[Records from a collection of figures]
'''
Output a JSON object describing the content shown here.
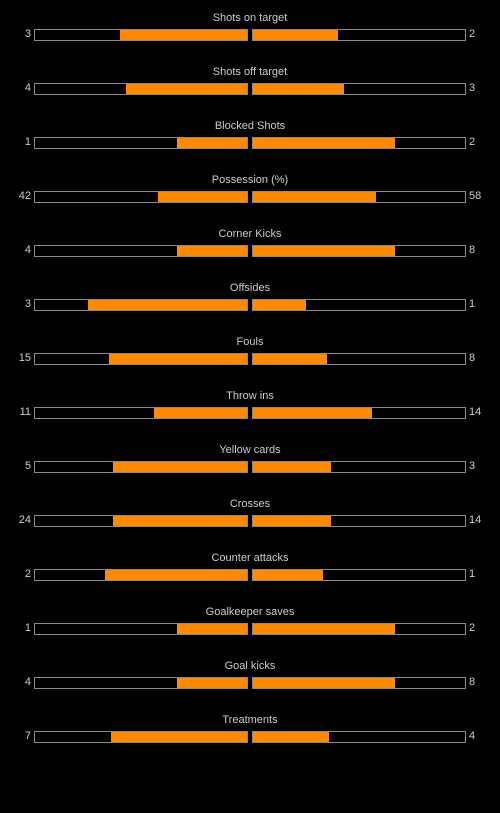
{
  "colors": {
    "bar_fill": "#ff8a00",
    "bar_border": "#8a8a8a",
    "background": "#000000",
    "text": "#cccccc"
  },
  "stats": [
    {
      "label": "Shots on target",
      "home": "3",
      "away": "2",
      "home_fill": 0.6,
      "away_fill": 0.4
    },
    {
      "label": "Shots off target",
      "home": "4",
      "away": "3",
      "home_fill": 0.57,
      "away_fill": 0.43
    },
    {
      "label": "Blocked Shots",
      "home": "1",
      "away": "2",
      "home_fill": 0.33,
      "away_fill": 0.67
    },
    {
      "label": "Possession (%)",
      "home": "42",
      "away": "58",
      "home_fill": 0.42,
      "away_fill": 0.58
    },
    {
      "label": "Corner Kicks",
      "home": "4",
      "away": "8",
      "home_fill": 0.33,
      "away_fill": 0.67
    },
    {
      "label": "Offsides",
      "home": "3",
      "away": "1",
      "home_fill": 0.75,
      "away_fill": 0.25
    },
    {
      "label": "Fouls",
      "home": "15",
      "away": "8",
      "home_fill": 0.65,
      "away_fill": 0.35
    },
    {
      "label": "Throw ins",
      "home": "11",
      "away": "14",
      "home_fill": 0.44,
      "away_fill": 0.56
    },
    {
      "label": "Yellow cards",
      "home": "5",
      "away": "3",
      "home_fill": 0.63,
      "away_fill": 0.37
    },
    {
      "label": "Crosses",
      "home": "24",
      "away": "14",
      "home_fill": 0.63,
      "away_fill": 0.37
    },
    {
      "label": "Counter attacks",
      "home": "2",
      "away": "1",
      "home_fill": 0.67,
      "away_fill": 0.33
    },
    {
      "label": "Goalkeeper saves",
      "home": "1",
      "away": "2",
      "home_fill": 0.33,
      "away_fill": 0.67
    },
    {
      "label": "Goal kicks",
      "home": "4",
      "away": "8",
      "home_fill": 0.33,
      "away_fill": 0.67
    },
    {
      "label": "Treatments",
      "home": "7",
      "away": "4",
      "home_fill": 0.64,
      "away_fill": 0.36
    }
  ]
}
'''
◆ What you will do ◆
Output the data exactly. Pictures don't belong in the result.

◆ Solution for this problem ◆
Output a JSON object describing the content shown here.
{
  "colors": {
    "bar_fill": "#ff8a00",
    "bar_border": "#8a8a8a",
    "background": "#000000",
    "text": "#cccccc"
  },
  "stats": [
    {
      "label": "Shots on target",
      "home": "3",
      "away": "2",
      "home_fill": 0.6,
      "away_fill": 0.4
    },
    {
      "label": "Shots off target",
      "home": "4",
      "away": "3",
      "home_fill": 0.57,
      "away_fill": 0.43
    },
    {
      "label": "Blocked Shots",
      "home": "1",
      "away": "2",
      "home_fill": 0.33,
      "away_fill": 0.67
    },
    {
      "label": "Possession (%)",
      "home": "42",
      "away": "58",
      "home_fill": 0.42,
      "away_fill": 0.58
    },
    {
      "label": "Corner Kicks",
      "home": "4",
      "away": "8",
      "home_fill": 0.33,
      "away_fill": 0.67
    },
    {
      "label": "Offsides",
      "home": "3",
      "away": "1",
      "home_fill": 0.75,
      "away_fill": 0.25
    },
    {
      "label": "Fouls",
      "home": "15",
      "away": "8",
      "home_fill": 0.65,
      "away_fill": 0.35
    },
    {
      "label": "Throw ins",
      "home": "11",
      "away": "14",
      "home_fill": 0.44,
      "away_fill": 0.56
    },
    {
      "label": "Yellow cards",
      "home": "5",
      "away": "3",
      "home_fill": 0.63,
      "away_fill": 0.37
    },
    {
      "label": "Crosses",
      "home": "24",
      "away": "14",
      "home_fill": 0.63,
      "away_fill": 0.37
    },
    {
      "label": "Counter attacks",
      "home": "2",
      "away": "1",
      "home_fill": 0.67,
      "away_fill": 0.33
    },
    {
      "label": "Goalkeeper saves",
      "home": "1",
      "away": "2",
      "home_fill": 0.33,
      "away_fill": 0.67
    },
    {
      "label": "Goal kicks",
      "home": "4",
      "away": "8",
      "home_fill": 0.33,
      "away_fill": 0.67
    },
    {
      "label": "Treatments",
      "home": "7",
      "away": "4",
      "home_fill": 0.64,
      "away_fill": 0.36
    }
  ]
}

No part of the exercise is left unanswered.